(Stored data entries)

+--

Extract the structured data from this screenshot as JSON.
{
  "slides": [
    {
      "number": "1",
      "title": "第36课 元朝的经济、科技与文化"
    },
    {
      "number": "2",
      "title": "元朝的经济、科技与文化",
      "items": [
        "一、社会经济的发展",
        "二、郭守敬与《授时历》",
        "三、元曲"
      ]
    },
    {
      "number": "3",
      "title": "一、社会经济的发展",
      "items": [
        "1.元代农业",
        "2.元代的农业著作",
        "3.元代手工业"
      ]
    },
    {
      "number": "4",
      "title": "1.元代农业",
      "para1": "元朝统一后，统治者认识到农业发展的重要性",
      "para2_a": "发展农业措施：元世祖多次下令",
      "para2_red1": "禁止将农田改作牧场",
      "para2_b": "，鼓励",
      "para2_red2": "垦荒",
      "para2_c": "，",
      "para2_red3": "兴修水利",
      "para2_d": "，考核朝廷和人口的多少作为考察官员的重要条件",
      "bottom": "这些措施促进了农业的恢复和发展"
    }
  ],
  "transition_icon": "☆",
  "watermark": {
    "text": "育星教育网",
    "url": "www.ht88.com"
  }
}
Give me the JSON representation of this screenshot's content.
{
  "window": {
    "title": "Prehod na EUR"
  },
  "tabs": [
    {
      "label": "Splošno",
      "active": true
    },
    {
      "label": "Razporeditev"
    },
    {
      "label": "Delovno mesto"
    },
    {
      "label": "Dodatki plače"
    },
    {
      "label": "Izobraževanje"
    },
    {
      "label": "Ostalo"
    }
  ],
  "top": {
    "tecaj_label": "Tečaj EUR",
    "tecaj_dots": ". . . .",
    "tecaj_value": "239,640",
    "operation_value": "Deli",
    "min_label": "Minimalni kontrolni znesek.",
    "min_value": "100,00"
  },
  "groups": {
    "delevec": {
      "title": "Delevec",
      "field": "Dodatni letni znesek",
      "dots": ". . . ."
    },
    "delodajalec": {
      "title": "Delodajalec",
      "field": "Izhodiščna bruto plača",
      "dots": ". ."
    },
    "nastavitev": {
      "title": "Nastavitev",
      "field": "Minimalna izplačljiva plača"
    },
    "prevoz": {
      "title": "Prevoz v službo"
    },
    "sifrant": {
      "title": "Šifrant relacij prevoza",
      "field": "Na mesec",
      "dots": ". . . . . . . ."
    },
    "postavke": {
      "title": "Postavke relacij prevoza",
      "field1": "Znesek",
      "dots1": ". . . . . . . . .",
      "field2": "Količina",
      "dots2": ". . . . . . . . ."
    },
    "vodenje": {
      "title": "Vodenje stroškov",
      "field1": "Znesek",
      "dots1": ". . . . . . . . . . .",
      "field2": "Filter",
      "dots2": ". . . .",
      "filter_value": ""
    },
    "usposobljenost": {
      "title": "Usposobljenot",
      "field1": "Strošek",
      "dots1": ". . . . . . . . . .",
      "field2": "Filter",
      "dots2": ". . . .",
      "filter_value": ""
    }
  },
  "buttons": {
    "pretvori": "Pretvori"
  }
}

+--

Brief: Select every line in the records above that contains the word "prevoza".

Solution for this task:
      "title": "Šifrant relacij prevoza",
      "title": "Postavke relacij prevoza",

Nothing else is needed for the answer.